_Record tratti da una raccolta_
^^^^^^^^^^^^^^^^

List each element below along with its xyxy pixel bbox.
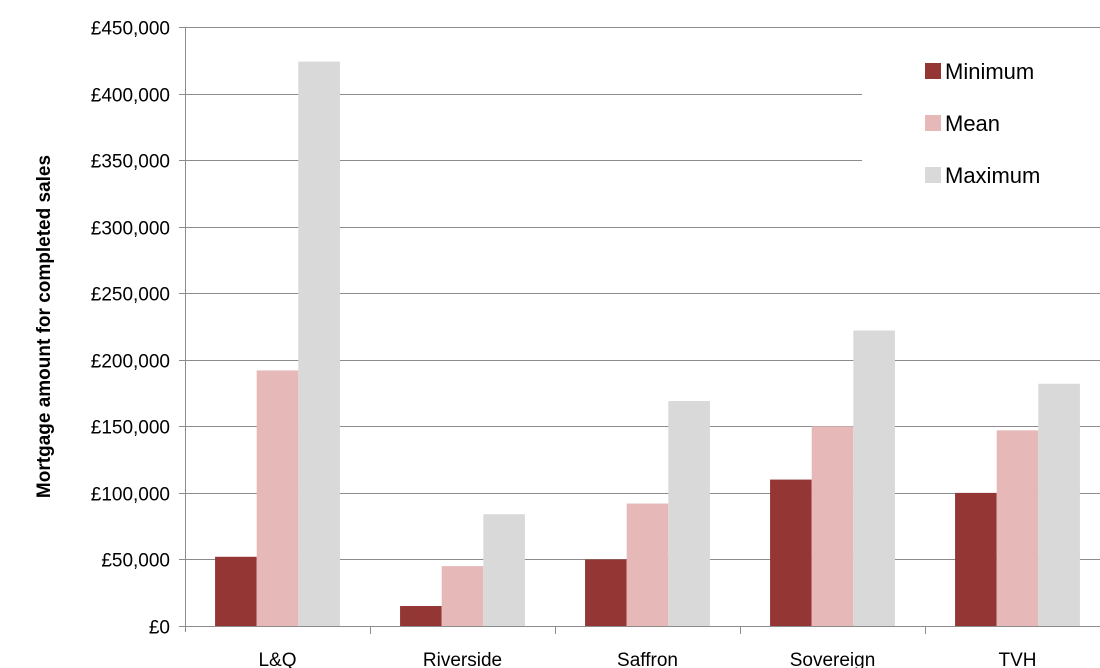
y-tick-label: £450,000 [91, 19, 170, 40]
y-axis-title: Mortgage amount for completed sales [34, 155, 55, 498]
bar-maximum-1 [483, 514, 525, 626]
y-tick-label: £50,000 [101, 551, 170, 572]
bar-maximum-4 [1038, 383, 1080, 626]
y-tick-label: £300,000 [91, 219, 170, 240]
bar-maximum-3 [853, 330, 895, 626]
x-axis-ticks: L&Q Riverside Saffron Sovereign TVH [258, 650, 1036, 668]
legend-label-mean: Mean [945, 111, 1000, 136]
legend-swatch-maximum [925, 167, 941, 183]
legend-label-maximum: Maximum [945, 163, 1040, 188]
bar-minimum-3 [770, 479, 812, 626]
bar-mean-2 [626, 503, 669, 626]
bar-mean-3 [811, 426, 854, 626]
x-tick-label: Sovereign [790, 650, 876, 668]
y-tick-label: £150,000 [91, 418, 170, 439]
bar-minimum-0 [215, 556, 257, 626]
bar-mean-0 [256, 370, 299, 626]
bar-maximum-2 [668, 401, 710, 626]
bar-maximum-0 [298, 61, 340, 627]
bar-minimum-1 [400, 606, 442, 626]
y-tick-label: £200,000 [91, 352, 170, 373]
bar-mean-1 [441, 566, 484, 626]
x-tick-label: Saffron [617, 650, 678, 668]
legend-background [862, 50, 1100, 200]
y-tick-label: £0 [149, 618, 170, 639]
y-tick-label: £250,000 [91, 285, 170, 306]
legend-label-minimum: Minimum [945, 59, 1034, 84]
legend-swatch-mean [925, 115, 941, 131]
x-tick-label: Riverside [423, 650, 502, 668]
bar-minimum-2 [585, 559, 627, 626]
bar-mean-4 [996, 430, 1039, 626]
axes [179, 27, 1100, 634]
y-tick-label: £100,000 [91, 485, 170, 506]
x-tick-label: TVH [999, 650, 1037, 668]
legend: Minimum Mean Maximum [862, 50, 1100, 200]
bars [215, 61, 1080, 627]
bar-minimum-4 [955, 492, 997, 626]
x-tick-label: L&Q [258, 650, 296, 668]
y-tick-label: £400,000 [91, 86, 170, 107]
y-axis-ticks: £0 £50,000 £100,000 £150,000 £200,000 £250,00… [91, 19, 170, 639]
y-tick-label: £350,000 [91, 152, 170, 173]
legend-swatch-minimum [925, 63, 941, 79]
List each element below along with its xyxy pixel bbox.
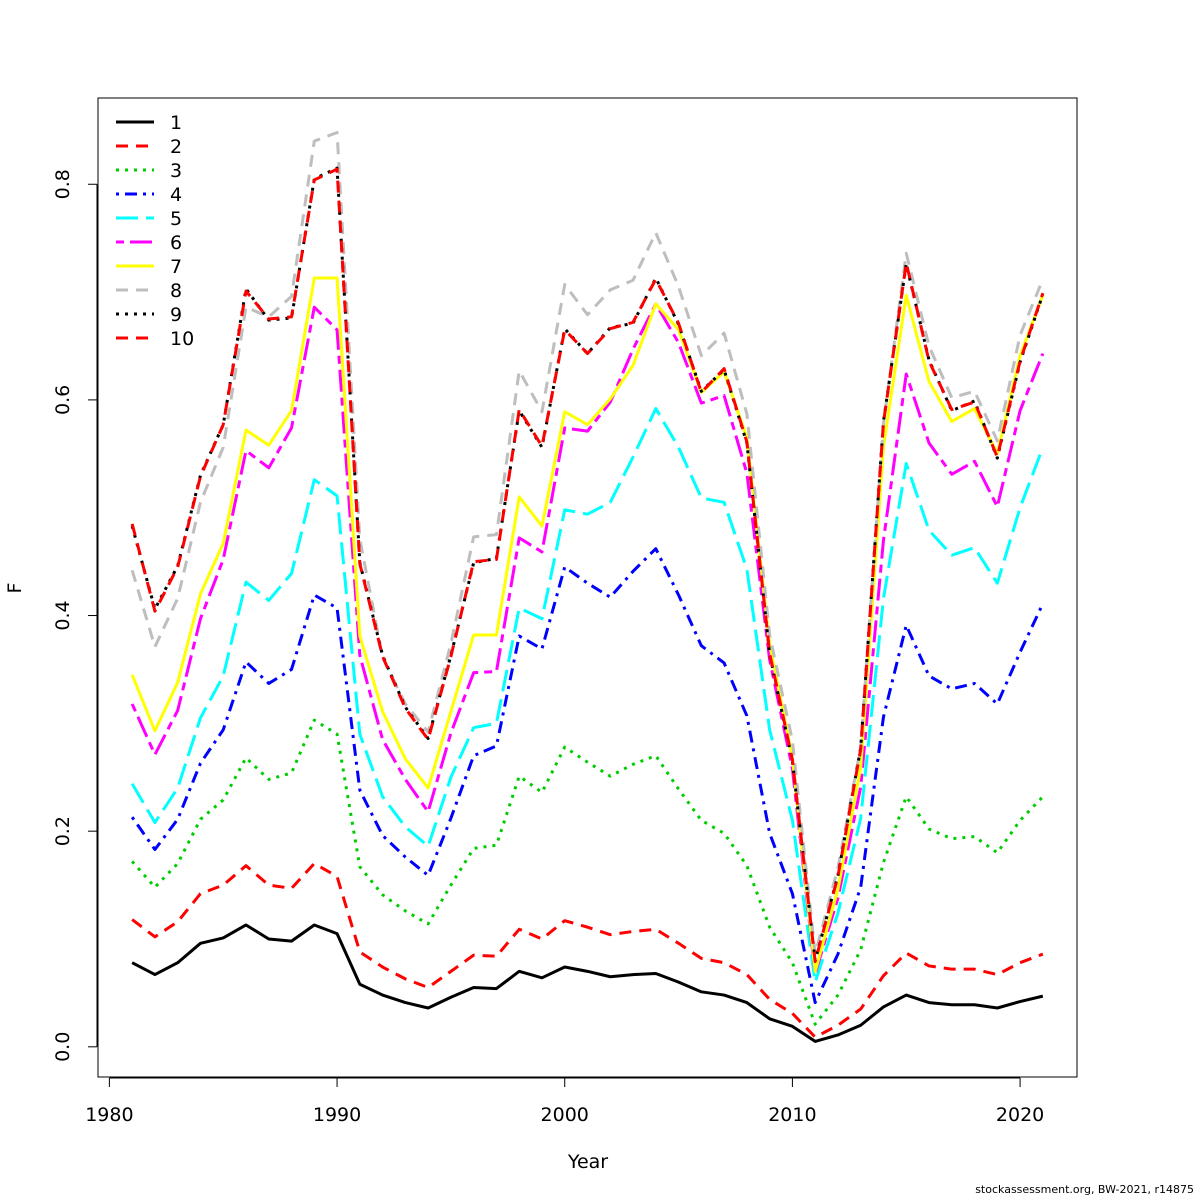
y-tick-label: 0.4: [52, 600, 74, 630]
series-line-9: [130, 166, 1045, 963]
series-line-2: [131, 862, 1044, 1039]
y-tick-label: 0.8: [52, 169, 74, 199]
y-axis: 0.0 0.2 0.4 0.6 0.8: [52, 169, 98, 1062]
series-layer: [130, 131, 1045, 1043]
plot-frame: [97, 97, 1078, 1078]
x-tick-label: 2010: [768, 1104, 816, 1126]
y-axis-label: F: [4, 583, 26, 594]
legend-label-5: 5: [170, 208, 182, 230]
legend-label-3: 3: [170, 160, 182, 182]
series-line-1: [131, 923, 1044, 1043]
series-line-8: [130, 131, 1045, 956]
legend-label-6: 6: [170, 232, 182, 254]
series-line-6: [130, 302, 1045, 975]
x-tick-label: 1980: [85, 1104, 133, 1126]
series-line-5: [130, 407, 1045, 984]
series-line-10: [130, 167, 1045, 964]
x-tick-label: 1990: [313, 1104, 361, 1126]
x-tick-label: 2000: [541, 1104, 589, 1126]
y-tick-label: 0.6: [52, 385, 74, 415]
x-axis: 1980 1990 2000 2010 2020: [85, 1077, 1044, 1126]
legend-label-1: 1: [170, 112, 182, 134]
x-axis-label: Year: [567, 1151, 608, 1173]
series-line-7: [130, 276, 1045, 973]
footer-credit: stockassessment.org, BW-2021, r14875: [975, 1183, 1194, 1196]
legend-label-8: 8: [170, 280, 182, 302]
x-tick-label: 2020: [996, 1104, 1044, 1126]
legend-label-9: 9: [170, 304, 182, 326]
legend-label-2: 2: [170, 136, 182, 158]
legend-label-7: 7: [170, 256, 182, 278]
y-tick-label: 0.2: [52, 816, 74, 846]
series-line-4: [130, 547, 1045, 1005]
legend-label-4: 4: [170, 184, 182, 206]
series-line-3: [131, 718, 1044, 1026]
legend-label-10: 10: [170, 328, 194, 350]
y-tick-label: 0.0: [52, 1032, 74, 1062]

^^^^^^^^^^^^^^^^

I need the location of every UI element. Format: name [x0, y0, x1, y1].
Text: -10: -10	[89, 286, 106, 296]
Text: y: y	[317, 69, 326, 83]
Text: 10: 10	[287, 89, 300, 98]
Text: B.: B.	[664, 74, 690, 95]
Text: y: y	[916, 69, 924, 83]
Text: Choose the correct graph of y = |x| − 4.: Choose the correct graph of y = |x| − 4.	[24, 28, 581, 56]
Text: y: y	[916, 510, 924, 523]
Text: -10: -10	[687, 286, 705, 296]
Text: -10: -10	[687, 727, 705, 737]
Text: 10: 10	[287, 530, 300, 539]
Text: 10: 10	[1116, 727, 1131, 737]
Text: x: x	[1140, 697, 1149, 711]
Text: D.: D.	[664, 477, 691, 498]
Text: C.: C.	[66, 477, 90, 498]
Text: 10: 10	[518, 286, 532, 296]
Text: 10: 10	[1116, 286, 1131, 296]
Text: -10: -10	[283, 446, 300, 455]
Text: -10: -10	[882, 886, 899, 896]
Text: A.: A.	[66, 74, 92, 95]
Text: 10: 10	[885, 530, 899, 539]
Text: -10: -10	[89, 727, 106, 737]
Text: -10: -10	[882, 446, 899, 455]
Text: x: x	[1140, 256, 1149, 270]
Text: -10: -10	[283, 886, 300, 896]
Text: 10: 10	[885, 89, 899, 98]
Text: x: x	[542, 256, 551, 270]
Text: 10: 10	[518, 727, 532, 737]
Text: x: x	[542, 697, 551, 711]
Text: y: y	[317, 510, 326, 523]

^^^^^^^^^^^^^^^^

_DETTAGLI DEL COMPITO_
Trascriva come elenco numerato le righe dei record che vanno dalla riga contenente "y-tick-label: 0.4: [52, 600, 74, 630]" alla riga contenente "legend-label-5: 5: [170, 208, 182, 230]", estremi inclusi, tralasciando le righe vuote.

_SOLUZIONE COMPLETA_
1. y-tick-label: 0.4: [52, 600, 74, 630]
2. series-line-9: [130, 166, 1045, 963]
3. series-line-2: [131, 862, 1044, 1039]
4. y-tick-label: 0.8: [52, 169, 74, 199]
5. y-axis: 0.0 0.2 0.4 0.6 0.8: [52, 169, 98, 1062]
6. series-layer: [130, 131, 1045, 1043]
7. plot-frame: [97, 97, 1078, 1078]
8. x-tick-label: 2010: [768, 1104, 816, 1126]
9. y-axis-label: F: [4, 583, 26, 594]
10. legend-label-5: 5: [170, 208, 182, 230]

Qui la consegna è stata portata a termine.